**Dataset rows about figures**.

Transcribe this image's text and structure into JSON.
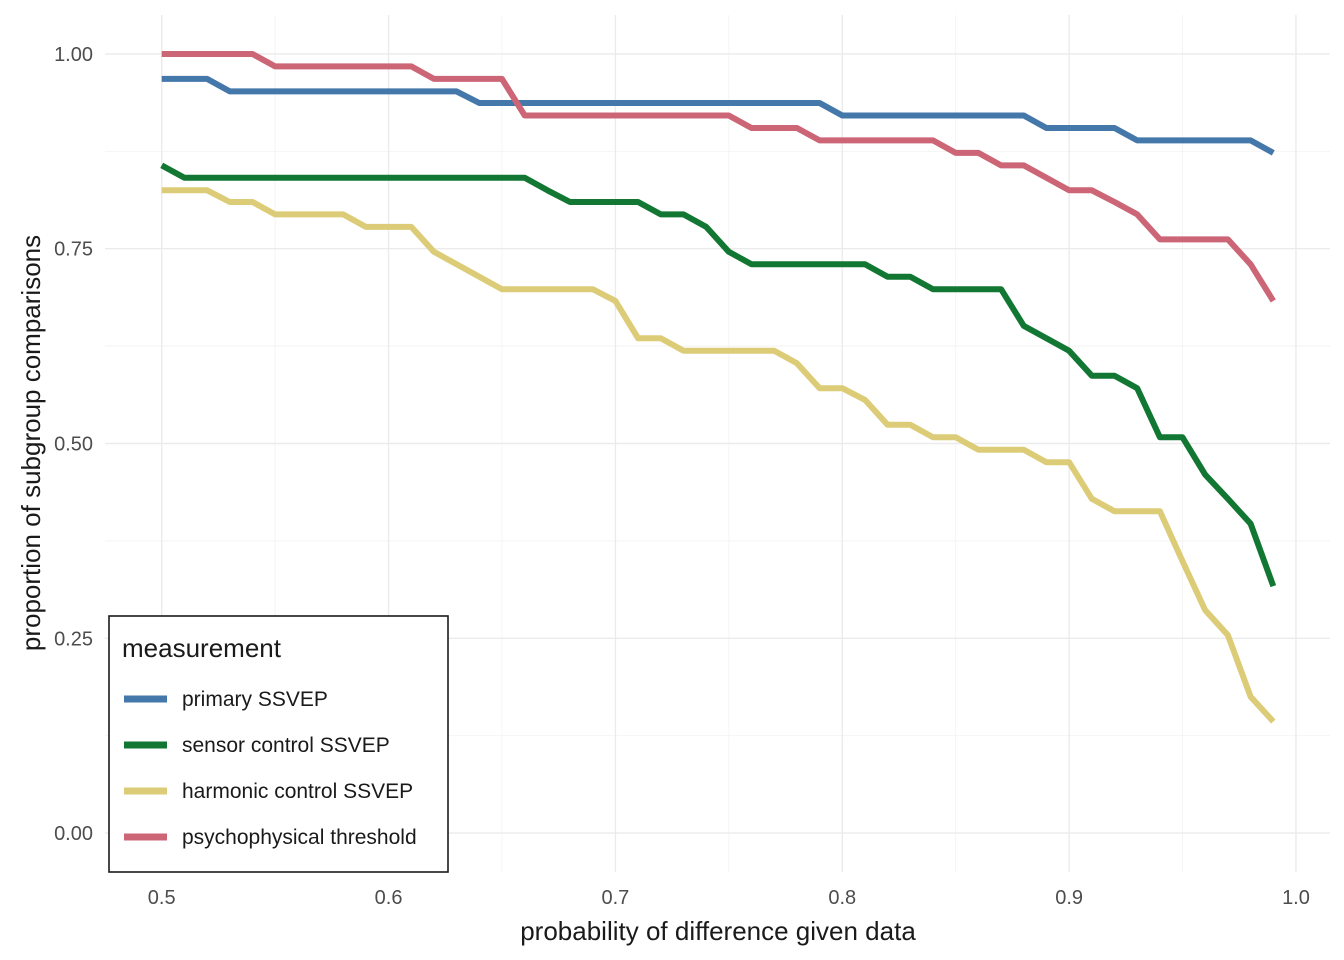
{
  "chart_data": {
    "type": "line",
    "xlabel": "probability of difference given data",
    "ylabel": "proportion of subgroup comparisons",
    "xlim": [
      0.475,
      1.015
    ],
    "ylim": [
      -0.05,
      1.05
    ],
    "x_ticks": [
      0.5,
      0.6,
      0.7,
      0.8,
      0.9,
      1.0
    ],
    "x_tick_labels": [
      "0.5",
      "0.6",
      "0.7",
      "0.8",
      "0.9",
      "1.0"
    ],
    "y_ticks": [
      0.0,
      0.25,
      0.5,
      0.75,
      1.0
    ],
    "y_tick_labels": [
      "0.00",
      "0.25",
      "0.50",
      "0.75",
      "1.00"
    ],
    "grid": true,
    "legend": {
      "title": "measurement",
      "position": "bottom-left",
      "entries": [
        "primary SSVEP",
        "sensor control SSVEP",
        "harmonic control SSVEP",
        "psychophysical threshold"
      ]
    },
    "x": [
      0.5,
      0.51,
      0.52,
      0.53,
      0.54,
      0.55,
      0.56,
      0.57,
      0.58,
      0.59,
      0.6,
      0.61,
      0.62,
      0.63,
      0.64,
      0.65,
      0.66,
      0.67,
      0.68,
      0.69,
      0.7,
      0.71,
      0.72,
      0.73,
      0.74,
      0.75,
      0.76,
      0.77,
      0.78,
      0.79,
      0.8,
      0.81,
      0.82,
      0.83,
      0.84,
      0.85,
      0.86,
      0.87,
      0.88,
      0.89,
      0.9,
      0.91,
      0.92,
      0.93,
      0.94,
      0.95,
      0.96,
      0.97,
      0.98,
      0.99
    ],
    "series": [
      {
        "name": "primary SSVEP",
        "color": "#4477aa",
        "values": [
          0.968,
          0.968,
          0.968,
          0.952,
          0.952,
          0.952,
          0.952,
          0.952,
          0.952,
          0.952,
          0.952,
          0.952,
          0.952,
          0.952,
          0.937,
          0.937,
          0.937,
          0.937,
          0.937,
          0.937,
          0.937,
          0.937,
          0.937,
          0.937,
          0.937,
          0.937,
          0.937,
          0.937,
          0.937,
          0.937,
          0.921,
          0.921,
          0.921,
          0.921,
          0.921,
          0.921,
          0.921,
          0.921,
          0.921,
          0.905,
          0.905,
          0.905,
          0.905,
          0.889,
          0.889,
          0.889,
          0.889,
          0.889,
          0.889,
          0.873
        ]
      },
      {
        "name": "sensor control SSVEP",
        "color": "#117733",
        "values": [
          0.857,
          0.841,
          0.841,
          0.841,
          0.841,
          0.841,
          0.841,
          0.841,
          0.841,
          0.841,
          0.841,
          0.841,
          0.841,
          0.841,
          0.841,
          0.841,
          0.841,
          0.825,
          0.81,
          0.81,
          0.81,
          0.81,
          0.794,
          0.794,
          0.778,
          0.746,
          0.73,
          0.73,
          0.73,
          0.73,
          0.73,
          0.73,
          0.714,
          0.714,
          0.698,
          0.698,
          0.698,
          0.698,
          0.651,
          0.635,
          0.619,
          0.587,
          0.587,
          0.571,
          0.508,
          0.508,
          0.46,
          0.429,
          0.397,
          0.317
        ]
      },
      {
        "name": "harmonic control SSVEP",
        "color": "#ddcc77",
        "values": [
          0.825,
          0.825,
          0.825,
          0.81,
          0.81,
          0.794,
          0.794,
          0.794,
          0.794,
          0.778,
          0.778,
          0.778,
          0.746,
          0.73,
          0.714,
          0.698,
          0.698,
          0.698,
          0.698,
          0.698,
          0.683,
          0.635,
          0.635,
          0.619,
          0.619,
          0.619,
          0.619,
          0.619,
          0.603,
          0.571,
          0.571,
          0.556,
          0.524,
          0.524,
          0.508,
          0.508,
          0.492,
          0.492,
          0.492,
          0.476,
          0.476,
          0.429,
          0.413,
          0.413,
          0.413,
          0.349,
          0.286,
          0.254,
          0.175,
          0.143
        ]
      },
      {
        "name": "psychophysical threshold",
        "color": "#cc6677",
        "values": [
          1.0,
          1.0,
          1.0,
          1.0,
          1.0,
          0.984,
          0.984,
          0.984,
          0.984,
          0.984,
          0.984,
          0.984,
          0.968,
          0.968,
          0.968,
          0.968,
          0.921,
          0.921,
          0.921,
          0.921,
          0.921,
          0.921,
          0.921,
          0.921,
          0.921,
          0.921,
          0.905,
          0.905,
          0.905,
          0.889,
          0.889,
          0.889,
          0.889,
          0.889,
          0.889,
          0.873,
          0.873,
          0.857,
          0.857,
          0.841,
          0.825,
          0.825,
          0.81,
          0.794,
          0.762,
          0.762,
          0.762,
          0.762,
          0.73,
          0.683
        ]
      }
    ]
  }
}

* * *

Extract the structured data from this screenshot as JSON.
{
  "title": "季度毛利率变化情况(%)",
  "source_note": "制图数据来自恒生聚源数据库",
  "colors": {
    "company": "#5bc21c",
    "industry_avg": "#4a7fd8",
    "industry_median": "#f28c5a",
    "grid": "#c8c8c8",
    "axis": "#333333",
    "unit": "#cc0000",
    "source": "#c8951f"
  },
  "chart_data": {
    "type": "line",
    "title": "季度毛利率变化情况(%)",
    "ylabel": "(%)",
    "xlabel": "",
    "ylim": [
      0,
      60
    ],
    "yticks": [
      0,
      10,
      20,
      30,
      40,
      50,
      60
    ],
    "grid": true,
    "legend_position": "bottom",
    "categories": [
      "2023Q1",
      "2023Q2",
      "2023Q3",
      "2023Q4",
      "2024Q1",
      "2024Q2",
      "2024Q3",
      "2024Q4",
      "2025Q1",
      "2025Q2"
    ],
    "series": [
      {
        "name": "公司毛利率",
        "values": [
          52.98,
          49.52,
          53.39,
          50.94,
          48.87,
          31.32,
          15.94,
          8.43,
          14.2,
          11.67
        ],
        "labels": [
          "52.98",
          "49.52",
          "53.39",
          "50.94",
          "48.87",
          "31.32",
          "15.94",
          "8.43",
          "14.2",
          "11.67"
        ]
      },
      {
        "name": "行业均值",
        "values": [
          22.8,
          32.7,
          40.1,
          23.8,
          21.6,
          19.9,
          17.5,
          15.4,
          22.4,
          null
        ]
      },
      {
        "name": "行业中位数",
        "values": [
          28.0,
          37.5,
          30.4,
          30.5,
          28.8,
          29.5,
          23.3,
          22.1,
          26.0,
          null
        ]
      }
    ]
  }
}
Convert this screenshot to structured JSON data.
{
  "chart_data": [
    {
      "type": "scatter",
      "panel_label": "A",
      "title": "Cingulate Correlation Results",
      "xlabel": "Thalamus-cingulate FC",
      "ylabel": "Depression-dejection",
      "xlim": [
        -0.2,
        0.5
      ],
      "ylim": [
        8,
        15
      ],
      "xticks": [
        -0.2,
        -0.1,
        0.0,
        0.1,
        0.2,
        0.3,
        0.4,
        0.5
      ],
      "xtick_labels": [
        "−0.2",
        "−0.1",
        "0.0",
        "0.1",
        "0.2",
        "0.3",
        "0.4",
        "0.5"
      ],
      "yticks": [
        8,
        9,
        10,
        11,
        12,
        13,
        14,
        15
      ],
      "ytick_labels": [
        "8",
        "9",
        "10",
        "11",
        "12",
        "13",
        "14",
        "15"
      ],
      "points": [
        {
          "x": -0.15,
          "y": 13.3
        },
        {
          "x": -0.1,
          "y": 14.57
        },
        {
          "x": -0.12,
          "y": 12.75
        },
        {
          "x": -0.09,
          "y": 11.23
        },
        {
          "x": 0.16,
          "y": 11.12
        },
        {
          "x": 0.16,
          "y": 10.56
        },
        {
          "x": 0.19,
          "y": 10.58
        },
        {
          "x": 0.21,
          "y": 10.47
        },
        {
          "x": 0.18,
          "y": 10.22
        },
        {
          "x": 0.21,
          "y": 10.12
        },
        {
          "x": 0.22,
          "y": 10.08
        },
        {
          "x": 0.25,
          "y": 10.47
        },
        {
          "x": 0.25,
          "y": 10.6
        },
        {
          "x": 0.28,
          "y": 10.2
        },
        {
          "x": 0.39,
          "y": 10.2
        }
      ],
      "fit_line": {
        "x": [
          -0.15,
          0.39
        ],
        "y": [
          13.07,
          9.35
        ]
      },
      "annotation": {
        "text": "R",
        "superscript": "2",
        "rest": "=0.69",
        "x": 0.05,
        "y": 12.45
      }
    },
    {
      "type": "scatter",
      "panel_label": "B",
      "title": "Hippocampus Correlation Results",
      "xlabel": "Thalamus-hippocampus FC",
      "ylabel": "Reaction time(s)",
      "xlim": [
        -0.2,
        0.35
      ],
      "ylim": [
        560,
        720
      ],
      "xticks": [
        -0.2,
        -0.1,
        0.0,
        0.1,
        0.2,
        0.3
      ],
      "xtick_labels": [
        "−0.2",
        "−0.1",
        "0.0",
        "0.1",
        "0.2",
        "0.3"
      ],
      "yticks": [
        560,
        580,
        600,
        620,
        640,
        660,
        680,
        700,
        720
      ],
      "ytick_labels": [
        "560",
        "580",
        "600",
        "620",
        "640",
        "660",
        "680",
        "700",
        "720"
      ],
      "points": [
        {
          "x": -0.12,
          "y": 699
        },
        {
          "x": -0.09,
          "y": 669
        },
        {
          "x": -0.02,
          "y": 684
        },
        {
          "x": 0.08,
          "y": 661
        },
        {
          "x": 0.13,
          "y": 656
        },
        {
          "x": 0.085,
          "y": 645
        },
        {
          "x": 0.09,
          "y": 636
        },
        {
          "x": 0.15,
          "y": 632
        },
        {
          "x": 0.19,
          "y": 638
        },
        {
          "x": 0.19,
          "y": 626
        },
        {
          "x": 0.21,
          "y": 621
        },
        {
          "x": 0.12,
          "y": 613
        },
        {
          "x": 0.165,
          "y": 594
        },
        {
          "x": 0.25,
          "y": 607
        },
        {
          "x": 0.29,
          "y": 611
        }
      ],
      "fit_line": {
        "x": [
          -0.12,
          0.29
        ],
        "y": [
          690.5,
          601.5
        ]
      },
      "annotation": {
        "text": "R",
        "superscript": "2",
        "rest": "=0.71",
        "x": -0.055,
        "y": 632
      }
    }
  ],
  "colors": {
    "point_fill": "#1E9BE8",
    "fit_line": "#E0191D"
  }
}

**Short task**. In the entries above, count each line with "Correlation"; reply with the total only.

**Answer to the problem**. 2